* **Required task**
Can you copy the lines below word for word, from the very first line through the one containing "unlock-procedure-heading: Channel Unlock"?

• • • •

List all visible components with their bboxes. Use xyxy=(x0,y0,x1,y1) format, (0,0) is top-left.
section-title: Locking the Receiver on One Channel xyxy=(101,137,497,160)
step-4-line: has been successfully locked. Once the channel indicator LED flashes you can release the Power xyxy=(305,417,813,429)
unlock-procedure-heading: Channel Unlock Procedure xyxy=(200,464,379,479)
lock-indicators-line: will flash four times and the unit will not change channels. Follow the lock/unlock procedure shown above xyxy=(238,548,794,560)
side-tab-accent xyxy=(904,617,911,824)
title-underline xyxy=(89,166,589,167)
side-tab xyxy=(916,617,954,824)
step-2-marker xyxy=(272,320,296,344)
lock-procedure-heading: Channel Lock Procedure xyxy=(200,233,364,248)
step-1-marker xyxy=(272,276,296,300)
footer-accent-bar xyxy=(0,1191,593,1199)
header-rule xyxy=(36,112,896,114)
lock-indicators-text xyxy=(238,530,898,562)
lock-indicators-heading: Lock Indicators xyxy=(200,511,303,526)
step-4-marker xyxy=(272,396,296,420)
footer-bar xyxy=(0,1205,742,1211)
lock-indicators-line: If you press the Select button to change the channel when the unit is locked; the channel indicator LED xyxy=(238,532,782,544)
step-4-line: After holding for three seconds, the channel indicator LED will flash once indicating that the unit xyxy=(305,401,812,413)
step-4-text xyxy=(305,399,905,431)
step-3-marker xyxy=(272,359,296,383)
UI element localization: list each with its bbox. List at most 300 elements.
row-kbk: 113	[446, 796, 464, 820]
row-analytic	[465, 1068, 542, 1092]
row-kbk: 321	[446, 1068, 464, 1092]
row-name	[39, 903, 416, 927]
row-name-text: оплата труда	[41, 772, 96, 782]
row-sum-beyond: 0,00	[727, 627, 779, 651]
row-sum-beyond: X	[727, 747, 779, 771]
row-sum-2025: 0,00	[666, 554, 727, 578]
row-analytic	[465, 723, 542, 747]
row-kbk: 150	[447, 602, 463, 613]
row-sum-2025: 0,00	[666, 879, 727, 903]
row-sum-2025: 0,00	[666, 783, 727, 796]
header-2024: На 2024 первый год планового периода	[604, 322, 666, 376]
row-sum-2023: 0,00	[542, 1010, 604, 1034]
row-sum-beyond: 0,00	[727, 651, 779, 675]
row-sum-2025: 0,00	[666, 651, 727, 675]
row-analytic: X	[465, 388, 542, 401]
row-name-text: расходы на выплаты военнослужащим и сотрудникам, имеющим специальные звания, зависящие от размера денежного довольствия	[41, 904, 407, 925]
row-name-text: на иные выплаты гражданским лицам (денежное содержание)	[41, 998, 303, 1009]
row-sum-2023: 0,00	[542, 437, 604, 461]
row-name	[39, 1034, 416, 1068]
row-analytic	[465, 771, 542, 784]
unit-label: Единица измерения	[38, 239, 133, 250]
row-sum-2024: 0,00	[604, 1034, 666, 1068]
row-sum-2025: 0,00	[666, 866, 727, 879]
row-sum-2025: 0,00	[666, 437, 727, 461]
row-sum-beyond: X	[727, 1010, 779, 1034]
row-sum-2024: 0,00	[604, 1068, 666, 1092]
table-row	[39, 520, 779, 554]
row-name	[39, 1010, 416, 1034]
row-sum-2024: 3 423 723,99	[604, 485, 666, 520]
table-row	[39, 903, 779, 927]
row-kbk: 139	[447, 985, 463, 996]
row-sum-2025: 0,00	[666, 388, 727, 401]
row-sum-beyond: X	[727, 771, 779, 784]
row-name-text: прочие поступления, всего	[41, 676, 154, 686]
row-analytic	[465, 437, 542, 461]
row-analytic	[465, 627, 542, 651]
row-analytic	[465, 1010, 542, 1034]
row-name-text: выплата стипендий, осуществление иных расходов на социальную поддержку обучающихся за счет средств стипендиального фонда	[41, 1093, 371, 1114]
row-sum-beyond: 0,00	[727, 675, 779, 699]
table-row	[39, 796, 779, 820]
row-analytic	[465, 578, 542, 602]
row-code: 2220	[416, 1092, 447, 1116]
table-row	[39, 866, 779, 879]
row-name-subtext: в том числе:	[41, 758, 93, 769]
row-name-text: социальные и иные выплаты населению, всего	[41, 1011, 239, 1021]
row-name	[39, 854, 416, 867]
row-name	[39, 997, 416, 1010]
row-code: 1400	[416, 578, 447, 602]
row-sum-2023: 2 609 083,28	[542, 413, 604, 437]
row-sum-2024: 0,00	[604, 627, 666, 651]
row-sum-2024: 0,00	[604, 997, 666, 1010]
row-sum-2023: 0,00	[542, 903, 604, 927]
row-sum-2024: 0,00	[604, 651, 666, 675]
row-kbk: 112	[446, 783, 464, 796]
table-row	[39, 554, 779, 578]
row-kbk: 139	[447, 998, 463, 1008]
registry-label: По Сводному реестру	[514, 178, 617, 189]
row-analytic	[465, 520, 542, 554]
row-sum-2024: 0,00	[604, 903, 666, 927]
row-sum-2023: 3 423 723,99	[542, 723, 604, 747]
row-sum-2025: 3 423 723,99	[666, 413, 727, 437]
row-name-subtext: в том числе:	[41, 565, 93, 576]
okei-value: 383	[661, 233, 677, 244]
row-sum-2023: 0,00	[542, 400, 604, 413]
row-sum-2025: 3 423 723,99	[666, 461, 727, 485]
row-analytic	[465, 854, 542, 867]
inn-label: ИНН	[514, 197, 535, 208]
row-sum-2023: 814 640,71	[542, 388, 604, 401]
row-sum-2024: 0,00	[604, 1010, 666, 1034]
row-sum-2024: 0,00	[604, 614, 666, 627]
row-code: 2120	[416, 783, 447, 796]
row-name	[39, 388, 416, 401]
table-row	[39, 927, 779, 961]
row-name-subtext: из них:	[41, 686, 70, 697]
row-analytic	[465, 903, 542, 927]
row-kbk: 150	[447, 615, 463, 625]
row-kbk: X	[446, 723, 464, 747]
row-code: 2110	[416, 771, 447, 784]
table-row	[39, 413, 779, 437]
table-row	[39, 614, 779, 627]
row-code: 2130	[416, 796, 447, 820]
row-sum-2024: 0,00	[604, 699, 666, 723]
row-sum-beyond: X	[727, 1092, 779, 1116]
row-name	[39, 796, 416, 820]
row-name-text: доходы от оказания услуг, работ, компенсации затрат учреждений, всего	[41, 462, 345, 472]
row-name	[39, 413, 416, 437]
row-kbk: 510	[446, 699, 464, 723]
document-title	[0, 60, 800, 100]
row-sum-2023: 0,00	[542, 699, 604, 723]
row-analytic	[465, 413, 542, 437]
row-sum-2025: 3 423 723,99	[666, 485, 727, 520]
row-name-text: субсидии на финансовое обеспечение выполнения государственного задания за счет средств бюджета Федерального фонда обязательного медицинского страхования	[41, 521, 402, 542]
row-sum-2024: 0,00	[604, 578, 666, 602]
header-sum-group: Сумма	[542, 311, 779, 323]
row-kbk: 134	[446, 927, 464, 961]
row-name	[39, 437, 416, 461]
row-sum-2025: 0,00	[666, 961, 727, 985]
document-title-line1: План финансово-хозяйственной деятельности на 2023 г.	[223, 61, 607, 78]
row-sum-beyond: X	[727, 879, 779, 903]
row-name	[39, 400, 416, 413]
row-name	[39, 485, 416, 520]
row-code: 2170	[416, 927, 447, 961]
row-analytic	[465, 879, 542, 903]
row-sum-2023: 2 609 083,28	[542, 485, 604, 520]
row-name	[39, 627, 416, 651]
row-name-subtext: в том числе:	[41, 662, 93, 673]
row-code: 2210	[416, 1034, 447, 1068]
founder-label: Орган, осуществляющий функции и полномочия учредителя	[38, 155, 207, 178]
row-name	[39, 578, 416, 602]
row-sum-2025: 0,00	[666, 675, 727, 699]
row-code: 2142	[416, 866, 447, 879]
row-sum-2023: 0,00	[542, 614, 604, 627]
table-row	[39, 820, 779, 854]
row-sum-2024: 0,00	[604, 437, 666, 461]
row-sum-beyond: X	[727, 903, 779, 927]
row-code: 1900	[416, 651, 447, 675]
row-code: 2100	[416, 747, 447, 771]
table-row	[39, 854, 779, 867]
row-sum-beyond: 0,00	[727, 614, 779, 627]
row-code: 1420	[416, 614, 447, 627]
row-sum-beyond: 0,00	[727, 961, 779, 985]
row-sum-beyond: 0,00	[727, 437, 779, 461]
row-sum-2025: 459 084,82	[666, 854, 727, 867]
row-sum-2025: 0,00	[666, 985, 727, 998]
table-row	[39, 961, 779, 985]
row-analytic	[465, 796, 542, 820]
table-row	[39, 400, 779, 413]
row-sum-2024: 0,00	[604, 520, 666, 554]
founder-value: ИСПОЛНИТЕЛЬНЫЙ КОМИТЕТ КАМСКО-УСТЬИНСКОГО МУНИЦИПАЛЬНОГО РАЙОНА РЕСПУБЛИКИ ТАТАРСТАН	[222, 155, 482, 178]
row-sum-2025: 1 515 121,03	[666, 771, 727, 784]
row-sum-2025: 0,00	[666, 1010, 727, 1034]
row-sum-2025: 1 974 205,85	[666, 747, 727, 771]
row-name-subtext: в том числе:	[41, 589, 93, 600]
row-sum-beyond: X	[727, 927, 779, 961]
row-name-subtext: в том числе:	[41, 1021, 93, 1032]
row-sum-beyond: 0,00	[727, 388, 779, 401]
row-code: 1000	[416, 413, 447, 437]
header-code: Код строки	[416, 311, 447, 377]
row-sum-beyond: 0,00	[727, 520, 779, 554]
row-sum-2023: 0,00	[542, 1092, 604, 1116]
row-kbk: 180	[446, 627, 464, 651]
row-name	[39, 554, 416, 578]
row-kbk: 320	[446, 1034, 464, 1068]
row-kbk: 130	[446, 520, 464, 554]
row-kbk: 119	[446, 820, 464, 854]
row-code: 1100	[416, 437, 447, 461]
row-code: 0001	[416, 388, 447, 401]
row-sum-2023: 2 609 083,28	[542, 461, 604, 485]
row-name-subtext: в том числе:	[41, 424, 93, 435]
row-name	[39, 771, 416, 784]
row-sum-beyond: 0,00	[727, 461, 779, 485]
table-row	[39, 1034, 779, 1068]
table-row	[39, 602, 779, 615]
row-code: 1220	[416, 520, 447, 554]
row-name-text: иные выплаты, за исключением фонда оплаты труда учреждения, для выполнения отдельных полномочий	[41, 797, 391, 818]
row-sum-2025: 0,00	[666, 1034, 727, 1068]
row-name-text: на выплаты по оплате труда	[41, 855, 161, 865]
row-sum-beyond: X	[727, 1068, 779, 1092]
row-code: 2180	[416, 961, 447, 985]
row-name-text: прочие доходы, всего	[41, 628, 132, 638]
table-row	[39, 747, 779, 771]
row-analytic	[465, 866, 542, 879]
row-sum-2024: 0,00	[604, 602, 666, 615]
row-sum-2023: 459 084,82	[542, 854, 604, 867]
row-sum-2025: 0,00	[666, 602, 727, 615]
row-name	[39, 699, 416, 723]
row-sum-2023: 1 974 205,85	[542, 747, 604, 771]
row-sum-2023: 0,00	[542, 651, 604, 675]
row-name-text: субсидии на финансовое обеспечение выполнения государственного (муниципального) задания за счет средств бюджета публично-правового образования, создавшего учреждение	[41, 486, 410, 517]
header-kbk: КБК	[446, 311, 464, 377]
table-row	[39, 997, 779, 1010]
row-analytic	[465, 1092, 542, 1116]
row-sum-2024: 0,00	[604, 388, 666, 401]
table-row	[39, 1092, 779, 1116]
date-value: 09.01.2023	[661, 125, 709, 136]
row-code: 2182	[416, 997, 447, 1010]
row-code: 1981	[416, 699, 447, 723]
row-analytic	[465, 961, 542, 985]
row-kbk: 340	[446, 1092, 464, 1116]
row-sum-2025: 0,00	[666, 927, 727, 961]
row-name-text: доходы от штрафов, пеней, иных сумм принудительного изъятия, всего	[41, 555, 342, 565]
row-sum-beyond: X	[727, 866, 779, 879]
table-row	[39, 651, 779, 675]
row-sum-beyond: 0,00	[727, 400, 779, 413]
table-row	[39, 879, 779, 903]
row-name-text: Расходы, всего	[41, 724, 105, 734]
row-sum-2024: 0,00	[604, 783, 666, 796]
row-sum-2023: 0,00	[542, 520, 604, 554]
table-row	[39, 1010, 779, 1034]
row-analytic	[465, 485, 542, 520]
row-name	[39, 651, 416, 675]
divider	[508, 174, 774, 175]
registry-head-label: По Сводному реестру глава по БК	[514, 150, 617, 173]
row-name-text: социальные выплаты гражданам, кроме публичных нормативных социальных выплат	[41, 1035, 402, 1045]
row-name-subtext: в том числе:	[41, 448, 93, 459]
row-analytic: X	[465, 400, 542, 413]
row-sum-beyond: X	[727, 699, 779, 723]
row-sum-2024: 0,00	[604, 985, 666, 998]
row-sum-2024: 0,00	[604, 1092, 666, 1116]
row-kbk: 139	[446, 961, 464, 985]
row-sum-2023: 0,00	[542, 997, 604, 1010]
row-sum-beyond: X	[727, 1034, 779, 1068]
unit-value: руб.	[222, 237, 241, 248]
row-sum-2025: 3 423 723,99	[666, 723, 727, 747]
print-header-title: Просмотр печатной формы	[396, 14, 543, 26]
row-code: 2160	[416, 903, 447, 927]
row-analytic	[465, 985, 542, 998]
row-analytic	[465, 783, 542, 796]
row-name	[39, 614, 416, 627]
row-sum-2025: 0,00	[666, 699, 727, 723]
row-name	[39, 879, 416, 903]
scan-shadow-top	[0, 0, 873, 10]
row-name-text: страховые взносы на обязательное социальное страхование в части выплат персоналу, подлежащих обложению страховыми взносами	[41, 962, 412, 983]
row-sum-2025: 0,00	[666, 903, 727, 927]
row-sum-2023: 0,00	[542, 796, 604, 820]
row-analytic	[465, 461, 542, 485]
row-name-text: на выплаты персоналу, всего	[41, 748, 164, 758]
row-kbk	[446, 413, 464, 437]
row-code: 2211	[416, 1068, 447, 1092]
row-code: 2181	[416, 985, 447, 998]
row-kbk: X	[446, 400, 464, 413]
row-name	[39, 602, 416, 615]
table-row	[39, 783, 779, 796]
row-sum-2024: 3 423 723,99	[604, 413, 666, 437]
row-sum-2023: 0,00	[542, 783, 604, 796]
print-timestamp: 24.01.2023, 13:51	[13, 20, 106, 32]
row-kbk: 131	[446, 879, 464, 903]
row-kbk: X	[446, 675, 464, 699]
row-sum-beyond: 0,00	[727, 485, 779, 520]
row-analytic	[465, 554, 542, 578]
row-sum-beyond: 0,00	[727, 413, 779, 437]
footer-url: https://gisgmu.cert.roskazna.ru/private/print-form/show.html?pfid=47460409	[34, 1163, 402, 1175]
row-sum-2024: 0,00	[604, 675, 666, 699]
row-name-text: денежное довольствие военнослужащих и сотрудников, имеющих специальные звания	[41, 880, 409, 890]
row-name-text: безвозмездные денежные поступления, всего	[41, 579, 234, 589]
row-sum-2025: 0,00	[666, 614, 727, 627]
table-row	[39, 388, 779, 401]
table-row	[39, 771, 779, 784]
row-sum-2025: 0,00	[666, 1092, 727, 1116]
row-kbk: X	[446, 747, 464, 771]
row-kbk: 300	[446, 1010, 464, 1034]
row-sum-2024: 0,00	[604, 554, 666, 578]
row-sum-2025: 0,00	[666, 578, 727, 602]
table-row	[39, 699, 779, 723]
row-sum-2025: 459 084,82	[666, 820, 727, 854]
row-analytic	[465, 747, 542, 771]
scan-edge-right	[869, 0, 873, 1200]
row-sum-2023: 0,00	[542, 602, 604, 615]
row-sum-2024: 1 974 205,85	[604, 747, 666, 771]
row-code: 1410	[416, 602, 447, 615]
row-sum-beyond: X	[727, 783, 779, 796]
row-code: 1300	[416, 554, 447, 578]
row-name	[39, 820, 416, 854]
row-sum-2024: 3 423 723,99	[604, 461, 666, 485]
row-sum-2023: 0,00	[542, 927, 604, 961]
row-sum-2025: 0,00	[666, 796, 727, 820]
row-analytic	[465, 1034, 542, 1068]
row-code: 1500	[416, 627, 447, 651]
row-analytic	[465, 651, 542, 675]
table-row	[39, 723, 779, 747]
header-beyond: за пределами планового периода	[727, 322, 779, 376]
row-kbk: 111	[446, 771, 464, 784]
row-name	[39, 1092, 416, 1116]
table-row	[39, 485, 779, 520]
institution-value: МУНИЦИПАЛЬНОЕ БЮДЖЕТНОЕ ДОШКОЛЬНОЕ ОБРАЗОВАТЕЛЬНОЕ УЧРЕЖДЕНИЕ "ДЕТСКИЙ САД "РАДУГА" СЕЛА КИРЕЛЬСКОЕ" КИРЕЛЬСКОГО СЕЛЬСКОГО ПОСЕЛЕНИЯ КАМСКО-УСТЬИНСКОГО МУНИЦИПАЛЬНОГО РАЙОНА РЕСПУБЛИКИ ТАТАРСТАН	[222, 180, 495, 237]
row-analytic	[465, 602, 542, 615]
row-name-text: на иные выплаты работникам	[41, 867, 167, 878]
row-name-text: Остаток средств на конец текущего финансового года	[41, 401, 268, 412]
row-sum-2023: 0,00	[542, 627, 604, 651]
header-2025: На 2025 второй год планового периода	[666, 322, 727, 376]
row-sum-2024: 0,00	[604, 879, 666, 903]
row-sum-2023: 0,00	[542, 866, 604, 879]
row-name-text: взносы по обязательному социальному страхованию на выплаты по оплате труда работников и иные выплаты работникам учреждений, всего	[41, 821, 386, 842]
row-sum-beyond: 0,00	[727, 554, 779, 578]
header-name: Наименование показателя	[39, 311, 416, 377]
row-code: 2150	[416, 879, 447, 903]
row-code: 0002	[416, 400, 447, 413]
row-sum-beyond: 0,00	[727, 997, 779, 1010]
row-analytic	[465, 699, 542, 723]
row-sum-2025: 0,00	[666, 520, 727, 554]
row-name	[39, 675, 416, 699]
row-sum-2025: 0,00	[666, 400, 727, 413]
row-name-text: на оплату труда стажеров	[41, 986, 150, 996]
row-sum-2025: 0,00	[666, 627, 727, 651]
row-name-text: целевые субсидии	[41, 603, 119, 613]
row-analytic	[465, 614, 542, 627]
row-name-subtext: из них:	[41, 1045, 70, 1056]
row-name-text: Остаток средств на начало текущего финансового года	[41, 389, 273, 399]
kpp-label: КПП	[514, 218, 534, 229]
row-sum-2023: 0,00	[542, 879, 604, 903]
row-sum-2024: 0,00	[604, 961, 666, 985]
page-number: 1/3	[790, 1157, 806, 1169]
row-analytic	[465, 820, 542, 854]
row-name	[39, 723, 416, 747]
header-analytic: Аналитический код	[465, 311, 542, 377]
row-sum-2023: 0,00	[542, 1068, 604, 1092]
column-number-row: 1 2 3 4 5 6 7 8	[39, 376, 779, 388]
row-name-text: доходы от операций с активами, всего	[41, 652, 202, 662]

• • • •

* **Task response**
List all visible components with their bboxes. Use xyxy=(x0,y0,x1,y1) format, (0,0) is top-left.
section-title: Locking the Receiver on One Channel xyxy=(101,137,497,160)
step-4-line: has been successfully locked. Once the channel indicator LED flashes you can release the Power xyxy=(305,417,813,429)
unlock-procedure-heading: Channel Unlock Procedure xyxy=(200,464,379,479)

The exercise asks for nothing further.